= WHAT YOU SHOULD DO =
Could you give the data below again, exactly and completely?

******************************

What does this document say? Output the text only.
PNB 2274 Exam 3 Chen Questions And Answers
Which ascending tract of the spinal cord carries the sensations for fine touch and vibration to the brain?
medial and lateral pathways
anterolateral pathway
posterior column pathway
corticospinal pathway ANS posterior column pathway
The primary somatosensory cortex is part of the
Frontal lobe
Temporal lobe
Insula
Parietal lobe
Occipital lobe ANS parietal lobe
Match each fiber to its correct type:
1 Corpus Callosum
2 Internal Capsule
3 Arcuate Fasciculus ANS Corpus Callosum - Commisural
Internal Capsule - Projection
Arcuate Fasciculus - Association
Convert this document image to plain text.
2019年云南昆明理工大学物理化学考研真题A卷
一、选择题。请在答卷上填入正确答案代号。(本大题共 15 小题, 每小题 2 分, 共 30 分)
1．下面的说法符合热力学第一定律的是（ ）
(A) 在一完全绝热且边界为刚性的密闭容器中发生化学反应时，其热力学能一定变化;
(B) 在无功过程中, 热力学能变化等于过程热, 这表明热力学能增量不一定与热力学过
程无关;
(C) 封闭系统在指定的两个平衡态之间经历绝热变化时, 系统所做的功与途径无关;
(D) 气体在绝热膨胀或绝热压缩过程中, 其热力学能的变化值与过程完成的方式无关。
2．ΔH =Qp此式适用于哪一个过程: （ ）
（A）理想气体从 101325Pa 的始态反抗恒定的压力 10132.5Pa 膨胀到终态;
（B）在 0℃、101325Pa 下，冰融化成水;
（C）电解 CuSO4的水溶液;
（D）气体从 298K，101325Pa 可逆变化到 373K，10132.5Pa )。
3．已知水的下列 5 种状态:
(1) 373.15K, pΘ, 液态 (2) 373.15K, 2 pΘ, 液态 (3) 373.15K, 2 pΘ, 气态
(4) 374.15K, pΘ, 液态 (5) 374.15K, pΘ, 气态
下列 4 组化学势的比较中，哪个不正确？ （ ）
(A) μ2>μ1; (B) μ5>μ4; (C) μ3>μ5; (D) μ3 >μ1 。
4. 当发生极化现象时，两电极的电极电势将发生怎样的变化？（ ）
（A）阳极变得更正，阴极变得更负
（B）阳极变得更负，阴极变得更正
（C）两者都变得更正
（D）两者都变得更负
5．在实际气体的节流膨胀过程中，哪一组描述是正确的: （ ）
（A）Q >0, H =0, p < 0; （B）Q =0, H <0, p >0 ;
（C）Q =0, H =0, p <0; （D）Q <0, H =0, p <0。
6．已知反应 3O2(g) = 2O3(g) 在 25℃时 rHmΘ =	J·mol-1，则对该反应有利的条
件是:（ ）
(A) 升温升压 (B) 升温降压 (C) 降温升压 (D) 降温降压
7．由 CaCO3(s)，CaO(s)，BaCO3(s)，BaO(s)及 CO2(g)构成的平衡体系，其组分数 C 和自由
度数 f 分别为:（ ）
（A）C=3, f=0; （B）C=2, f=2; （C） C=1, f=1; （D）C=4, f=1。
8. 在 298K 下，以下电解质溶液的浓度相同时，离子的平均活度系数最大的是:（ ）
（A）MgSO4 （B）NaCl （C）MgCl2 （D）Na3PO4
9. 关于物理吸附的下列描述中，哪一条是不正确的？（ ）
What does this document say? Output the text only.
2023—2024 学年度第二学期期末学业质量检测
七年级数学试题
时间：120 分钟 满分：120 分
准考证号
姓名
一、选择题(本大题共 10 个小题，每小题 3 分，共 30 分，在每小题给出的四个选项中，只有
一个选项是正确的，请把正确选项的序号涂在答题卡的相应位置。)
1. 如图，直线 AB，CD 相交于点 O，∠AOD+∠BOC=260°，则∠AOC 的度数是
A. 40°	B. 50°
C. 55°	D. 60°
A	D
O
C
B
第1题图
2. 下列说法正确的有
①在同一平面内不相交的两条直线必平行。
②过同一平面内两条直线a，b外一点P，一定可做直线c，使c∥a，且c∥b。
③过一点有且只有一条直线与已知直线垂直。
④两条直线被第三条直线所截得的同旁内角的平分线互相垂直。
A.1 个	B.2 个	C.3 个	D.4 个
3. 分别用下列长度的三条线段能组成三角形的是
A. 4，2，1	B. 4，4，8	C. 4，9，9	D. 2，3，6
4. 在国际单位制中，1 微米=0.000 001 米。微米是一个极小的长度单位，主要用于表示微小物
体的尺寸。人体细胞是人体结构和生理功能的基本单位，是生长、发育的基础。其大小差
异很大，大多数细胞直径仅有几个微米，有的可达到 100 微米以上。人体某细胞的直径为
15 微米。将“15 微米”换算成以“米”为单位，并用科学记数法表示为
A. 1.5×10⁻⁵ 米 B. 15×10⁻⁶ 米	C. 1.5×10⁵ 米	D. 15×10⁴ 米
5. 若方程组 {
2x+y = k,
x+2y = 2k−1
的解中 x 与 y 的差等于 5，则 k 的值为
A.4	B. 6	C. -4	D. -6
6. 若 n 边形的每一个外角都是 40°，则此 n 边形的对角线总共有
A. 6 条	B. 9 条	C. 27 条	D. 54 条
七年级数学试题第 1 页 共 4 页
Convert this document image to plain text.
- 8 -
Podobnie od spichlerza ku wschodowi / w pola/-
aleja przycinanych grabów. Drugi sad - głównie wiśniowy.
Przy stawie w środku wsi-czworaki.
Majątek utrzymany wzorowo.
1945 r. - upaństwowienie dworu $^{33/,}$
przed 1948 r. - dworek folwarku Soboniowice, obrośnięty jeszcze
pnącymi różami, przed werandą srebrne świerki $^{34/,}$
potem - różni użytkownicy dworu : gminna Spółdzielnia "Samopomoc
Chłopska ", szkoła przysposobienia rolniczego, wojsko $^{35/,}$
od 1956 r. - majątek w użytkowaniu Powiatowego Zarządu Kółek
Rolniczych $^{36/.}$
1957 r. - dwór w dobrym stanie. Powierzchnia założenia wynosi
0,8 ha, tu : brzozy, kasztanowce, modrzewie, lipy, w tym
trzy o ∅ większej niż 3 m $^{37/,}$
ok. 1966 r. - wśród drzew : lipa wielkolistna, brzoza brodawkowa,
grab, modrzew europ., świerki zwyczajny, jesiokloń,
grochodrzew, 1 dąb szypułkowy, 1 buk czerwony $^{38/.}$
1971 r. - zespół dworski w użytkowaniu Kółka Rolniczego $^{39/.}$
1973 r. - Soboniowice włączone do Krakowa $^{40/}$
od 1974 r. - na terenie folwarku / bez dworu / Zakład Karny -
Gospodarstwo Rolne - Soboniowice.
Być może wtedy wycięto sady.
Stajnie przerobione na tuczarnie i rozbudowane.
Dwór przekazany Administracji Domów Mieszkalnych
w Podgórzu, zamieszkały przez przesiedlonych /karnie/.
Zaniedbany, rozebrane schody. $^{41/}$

******************************

= OUTPUT FOR THIS TASK =
What does this document say? Output the text only.
PNB 2274 Exam 3 Chen Questions And Answers
Which ascending tract of the spinal cord carries the sensations for fine touch and vibration to the brain?
medial and lateral pathways
anterolateral pathway
posterior column pathway
corticospinal pathway ANS posterior column pathway
The primary somatosensory cortex is part of the
Frontal lobe
Temporal lobe
Insula
Parietal lobe
Occipital lobe ANS parietal lobe
Match each fiber to its correct type:
1 Corpus Callosum
2 Internal Capsule
3 Arcuate Fasciculus ANS Corpus Callosum - Commisural
Internal Capsule - Projection
Arcuate Fasciculus - Association
Convert this document image to plain text.
2019年云南昆明理工大学物理化学考研真题A卷
一、选择题。请在答卷上填入正确答案代号。(本大题共 15 小题, 每小题 2 分, 共 30 分)
1．下面的说法符合热力学第一定律的是（ ）
(A) 在一完全绝热且边界为刚性的密闭容器中发生化学反应时，其热力学能一定变化;
(B) 在无功过程中, 热力学能变化等于过程热, 这表明热力学能增量不一定与热力学过
程无关;
(C) 封闭系统在指定的两个平衡态之间经历绝热变化时, 系统所做的功与途径无关;
(D) 气体在绝热膨胀或绝热压缩过程中, 其热力学能的变化值与过程完成的方式无关。
2．ΔH =Qp此式适用于哪一个过程: （ ）
（A）理想气体从 101325Pa 的始态反抗恒定的压力 10132.5Pa 膨胀到终态;
（B）在 0℃、101325Pa 下，冰融化成水;
（C）电解 CuSO4的水溶液;
（D）气体从 298K，101325Pa 可逆变化到 373K，10132.5Pa )。
3．已知水的下列 5 种状态:
(1) 373.15K, pΘ, 液态 (2) 373.15K, 2 pΘ, 液态 (3) 373.15K, 2 pΘ, 气态
(4) 374.15K, pΘ, 液态 (5) 374.15K, pΘ, 气态
下列 4 组化学势的比较中，哪个不正确？ （ ）
(A) μ2>μ1; (B) μ5>μ4; (C) μ3>μ5; (D) μ3 >μ1 。
4. 当发生极化现象时，两电极的电极电势将发生怎样的变化？（ ）
（A）阳极变得更正，阴极变得更负
（B）阳极变得更负，阴极变得更正
（C）两者都变得更正
（D）两者都变得更负
5．在实际气体的节流膨胀过程中，哪一组描述是正确的: （ ）
（A）Q >0, H =0, p < 0; （B）Q =0, H <0, p >0 ;
（C）Q =0, H =0, p <0; （D）Q <0, H =0, p <0。
6．已知反应 3O2(g) = 2O3(g) 在 25℃时 rHmΘ =	J·mol-1，则对该反应有利的条
件是:（ ）
(A) 升温升压 (B) 升温降压 (C) 降温升压 (D) 降温降压
7．由 CaCO3(s)，CaO(s)，BaCO3(s)，BaO(s)及 CO2(g)构成的平衡体系，其组分数 C 和自由
度数 f 分别为:（ ）
（A）C=3, f=0; （B）C=2, f=2; （C） C=1, f=1; （D）C=4, f=1。
8. 在 298K 下，以下电解质溶液的浓度相同时，离子的平均活度系数最大的是:（ ）
（A）MgSO4 （B）NaCl （C）MgCl2 （D）Na3PO4
9. 关于物理吸附的下列描述中，哪一条是不正确的？（ ）
What does this document say? Output the text only.
2023—2024 学年度第二学期期末学业质量检测
七年级数学试题
时间：120 分钟 满分：120 分
准考证号
姓名
一、选择题(本大题共 10 个小题，每小题 3 分，共 30 分，在每小题给出的四个选项中，只有
一个选项是正确的，请把正确选项的序号涂在答题卡的相应位置。)
1. 如图，直线 AB，CD 相交于点 O，∠AOD+∠BOC=260°，则∠AOC 的度数是
A. 40°	B. 50°
C. 55°	D. 60°
A	D
O
C
B
第1题图
2. 下列说法正确的有
①在同一平面内不相交的两条直线必平行。
②过同一平面内两条直线a，b外一点P，一定可做直线c，使c∥a，且c∥b。
③过一点有且只有一条直线与已知直线垂直。
④两条直线被第三条直线所截得的同旁内角的平分线互相垂直。
A.1 个	B.2 个	C.3 个	D.4 个
3. 分别用下列长度的三条线段能组成三角形的是
A. 4，2，1	B. 4，4，8	C. 4，9，9	D. 2，3，6
4. 在国际单位制中，1 微米=0.000 001 米。微米是一个极小的长度单位，主要用于表示微小物
体的尺寸。人体细胞是人体结构和生理功能的基本单位，是生长、发育的基础。其大小差
异很大，大多数细胞直径仅有几个微米，有的可达到 100 微米以上。人体某细胞的直径为
15 微米。将“15 微米”换算成以“米”为单位，并用科学记数法表示为
A. 1.5×10⁻⁵ 米 B. 15×10⁻⁶ 米	C. 1.5×10⁵ 米	D. 15×10⁴ 米
5. 若方程组 {
2x+y = k,
x+2y = 2k−1
的解中 x 与 y 的差等于 5，则 k 的值为
A.4	B. 6	C. -4	D. -6
6. 若 n 边形的每一个外角都是 40°，则此 n 边形的对角线总共有
A. 6 条	B. 9 条	C. 27 条	D. 54 条
七年级数学试题第 1 页 共 4 页
Convert this document image to plain text.
- 8 -
Podobnie od spichlerza ku wschodowi / w pola/-
aleja przycinanych grabów. Drugi sad - głównie wiśniowy.
Przy stawie w środku wsi-czworaki.
Majątek utrzymany wzorowo.
1945 r. - upaństwowienie dworu $^{33/,}$
przed 1948 r. - dworek folwarku Soboniowice, obrośnięty jeszcze
pnącymi różami, przed werandą srebrne świerki $^{34/,}$
potem - różni użytkownicy dworu : gminna Spółdzielnia "Samopomoc
Chłopska ", szkoła przysposobienia rolniczego, wojsko $^{35/,}$
od 1956 r. - majątek w użytkowaniu Powiatowego Zarządu Kółek
Rolniczych $^{36/.}$
1957 r. - dwór w dobrym stanie. Powierzchnia założenia wynosi
0,8 ha, tu : brzozy, kasztanowce, modrzewie, lipy, w tym
trzy o ∅ większej niż 3 m $^{37/,}$
ok. 1966 r. - wśród drzew : lipa wielkolistna, brzoza brodawkowa,
grab, modrzew europ., świerki zwyczajny, jesiokloń,
grochodrzew, 1 dąb szypułkowy, 1 buk czerwony $^{38/.}$
1971 r. - zespół dworski w użytkowaniu Kółka Rolniczego $^{39/.}$
1973 r. - Soboniowice włączone do Krakowa $^{40/}$
od 1974 r. - na terenie folwarku / bez dworu / Zakład Karny -
Gospodarstwo Rolne - Soboniowice.
Być może wtedy wycięto sady.
Stajnie przerobione na tuczarnie i rozbudowane.
Dwór przekazany Administracji Domów Mieszkalnych
w Podgórzu, zamieszkały przez przesiedlonych /karnie/.
Zaniedbany, rozebrane schody. $^{41/}$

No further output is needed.